:: Task ::
Every line that includes the word "Stevenson" is to be listed.

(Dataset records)
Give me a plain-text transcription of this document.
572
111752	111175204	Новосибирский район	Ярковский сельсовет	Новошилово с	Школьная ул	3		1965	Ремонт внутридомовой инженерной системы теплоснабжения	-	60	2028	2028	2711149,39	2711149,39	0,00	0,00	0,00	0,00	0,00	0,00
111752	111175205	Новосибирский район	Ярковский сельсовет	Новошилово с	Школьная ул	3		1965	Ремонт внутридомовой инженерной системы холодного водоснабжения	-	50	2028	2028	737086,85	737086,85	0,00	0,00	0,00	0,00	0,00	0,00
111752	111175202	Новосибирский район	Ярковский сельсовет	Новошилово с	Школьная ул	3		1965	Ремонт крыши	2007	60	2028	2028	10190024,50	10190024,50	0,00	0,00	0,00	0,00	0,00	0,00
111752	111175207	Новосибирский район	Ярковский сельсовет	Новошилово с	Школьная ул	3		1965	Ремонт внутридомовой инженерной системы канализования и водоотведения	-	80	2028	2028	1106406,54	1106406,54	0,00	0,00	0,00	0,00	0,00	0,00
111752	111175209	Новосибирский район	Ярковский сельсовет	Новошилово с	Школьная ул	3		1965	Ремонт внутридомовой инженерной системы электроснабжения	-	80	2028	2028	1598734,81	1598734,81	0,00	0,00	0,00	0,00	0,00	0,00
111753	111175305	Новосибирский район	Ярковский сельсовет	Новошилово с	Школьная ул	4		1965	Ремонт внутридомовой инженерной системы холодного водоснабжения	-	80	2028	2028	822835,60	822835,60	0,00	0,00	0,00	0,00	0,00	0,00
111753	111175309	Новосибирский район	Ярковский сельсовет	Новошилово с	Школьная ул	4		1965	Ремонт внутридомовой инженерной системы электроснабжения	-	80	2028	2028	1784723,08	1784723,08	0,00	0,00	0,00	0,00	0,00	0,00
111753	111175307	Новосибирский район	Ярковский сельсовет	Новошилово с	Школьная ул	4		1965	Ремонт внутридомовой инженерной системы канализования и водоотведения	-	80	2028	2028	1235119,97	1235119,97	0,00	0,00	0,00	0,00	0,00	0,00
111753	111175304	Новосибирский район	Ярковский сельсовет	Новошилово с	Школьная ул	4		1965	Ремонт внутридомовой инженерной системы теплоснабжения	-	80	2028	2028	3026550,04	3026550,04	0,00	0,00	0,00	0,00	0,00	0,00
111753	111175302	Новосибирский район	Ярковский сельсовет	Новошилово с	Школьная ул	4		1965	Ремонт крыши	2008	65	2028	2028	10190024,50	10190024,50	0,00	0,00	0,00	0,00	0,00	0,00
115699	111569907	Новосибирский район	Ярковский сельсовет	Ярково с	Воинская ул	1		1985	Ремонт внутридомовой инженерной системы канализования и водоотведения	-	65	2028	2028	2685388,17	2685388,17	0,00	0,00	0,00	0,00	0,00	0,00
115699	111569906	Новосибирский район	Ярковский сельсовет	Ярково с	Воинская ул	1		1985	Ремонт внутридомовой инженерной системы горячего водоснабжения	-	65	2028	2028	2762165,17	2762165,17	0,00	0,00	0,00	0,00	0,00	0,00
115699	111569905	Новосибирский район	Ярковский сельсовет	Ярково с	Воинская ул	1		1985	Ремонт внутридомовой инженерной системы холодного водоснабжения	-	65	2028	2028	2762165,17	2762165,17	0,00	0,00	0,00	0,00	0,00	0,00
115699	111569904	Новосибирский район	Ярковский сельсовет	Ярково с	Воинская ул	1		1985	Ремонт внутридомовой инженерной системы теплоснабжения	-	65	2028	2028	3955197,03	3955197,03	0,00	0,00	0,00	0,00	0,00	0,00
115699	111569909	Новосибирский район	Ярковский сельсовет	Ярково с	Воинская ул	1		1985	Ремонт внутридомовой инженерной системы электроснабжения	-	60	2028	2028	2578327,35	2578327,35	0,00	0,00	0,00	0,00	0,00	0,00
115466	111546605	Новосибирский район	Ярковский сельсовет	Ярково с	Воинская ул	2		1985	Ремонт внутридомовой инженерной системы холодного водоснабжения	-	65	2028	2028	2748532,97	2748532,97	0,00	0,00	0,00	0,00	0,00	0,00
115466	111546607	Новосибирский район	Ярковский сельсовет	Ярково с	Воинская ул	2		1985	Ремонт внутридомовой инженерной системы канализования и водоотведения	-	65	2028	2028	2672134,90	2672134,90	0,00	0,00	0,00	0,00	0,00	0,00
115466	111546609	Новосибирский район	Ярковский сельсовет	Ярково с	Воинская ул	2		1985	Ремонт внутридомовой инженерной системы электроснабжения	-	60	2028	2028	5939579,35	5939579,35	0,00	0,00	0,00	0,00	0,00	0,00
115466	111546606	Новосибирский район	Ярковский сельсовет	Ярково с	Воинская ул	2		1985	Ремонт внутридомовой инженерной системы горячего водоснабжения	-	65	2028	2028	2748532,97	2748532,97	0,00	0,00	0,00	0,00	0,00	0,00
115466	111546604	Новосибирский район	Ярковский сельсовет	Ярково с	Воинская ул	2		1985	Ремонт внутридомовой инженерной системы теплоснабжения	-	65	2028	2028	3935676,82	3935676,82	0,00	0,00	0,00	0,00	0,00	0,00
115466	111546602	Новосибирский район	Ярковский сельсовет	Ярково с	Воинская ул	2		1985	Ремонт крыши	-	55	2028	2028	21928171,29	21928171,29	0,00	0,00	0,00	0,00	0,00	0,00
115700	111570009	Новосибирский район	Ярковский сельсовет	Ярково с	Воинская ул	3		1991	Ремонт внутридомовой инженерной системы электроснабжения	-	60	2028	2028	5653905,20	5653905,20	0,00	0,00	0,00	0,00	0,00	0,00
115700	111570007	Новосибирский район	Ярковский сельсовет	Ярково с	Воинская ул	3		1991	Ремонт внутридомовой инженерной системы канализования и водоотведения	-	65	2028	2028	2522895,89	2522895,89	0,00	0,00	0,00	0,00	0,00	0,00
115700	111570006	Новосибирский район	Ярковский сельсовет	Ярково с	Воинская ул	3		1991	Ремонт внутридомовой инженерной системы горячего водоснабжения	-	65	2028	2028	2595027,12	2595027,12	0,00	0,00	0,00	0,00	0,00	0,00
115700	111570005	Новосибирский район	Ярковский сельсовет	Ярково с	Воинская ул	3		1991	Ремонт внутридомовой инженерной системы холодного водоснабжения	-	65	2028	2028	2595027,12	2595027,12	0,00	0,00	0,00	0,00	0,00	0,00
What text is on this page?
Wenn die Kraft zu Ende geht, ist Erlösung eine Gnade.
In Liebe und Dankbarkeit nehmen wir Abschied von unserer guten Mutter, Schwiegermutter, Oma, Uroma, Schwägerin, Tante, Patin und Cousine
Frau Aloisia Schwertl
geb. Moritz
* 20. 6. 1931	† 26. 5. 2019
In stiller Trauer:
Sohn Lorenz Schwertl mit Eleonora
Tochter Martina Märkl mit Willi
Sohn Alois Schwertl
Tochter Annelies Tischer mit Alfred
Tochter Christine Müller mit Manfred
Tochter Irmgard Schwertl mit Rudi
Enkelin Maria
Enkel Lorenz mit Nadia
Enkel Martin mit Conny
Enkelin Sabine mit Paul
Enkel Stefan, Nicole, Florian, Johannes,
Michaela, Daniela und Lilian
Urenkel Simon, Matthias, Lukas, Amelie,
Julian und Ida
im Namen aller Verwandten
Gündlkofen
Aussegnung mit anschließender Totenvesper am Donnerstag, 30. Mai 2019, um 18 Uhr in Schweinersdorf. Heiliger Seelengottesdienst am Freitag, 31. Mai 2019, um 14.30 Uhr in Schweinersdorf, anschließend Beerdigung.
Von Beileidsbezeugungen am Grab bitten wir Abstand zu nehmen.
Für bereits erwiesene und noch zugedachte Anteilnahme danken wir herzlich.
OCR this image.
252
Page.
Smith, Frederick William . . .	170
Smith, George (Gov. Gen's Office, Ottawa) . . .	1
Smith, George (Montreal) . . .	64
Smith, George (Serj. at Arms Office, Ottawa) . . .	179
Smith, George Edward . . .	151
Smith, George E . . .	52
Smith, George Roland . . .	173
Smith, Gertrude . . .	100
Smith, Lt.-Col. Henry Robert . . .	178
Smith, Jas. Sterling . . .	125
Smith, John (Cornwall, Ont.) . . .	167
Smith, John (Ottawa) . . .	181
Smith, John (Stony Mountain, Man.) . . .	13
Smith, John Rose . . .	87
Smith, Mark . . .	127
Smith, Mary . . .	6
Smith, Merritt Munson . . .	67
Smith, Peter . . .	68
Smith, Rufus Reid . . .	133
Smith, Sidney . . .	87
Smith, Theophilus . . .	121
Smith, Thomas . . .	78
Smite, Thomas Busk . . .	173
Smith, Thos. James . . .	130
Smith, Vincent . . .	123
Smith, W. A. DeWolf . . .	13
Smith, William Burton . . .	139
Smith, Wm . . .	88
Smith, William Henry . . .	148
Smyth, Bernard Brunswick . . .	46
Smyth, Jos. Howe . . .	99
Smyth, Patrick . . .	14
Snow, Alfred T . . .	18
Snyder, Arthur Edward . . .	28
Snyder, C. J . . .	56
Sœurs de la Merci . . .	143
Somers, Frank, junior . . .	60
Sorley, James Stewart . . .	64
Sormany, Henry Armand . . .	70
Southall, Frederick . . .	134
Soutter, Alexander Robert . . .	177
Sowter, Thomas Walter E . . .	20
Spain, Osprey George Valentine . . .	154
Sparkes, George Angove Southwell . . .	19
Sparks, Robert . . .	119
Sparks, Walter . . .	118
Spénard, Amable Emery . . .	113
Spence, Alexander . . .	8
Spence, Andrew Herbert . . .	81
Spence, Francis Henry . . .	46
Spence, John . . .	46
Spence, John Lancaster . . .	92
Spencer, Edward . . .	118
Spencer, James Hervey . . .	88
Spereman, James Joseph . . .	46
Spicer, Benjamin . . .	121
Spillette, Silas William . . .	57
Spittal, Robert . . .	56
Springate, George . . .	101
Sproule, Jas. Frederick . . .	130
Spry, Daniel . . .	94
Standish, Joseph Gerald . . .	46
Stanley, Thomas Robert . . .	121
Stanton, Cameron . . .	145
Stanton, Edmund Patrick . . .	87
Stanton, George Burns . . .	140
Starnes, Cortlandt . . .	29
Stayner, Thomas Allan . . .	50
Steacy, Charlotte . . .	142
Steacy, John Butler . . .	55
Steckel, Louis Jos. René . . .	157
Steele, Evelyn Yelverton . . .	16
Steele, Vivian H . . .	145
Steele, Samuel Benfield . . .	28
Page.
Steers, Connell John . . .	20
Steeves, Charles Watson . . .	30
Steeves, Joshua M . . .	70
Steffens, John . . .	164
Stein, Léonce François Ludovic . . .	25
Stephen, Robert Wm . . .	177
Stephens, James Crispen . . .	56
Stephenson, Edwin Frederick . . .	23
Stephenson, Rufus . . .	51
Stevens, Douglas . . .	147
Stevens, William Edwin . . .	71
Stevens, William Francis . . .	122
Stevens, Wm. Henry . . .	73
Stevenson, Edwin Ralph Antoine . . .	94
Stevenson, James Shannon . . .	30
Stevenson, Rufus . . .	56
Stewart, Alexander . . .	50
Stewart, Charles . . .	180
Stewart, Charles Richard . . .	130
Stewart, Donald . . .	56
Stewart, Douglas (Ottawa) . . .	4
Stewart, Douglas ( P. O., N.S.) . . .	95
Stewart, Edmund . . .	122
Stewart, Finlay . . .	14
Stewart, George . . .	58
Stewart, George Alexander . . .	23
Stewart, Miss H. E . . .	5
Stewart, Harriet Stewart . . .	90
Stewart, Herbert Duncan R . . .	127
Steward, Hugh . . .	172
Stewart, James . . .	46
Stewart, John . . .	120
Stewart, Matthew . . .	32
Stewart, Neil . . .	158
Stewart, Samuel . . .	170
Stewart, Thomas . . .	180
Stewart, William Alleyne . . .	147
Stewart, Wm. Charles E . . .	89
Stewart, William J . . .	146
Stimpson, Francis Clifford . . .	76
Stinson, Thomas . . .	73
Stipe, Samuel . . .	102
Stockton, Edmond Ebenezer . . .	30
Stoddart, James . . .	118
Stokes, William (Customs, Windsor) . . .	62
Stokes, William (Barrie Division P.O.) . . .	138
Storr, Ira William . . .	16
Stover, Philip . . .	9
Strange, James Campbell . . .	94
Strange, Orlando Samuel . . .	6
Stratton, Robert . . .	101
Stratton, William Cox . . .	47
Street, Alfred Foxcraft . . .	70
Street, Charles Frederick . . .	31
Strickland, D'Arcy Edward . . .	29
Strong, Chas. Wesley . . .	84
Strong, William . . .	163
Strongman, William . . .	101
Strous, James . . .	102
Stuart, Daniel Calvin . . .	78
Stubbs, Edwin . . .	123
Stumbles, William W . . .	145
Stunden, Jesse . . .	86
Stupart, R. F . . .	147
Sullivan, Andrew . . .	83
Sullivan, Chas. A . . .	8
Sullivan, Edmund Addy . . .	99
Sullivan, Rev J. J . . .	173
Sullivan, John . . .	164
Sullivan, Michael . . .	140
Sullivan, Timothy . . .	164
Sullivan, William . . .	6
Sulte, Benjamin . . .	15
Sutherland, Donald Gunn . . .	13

:: Result for this exercise ::
Stevenson, Edwin Ralph Antoine . . .	94
Stevenson, James Shannon . . .	30
Stevenson, Rufus . . .	56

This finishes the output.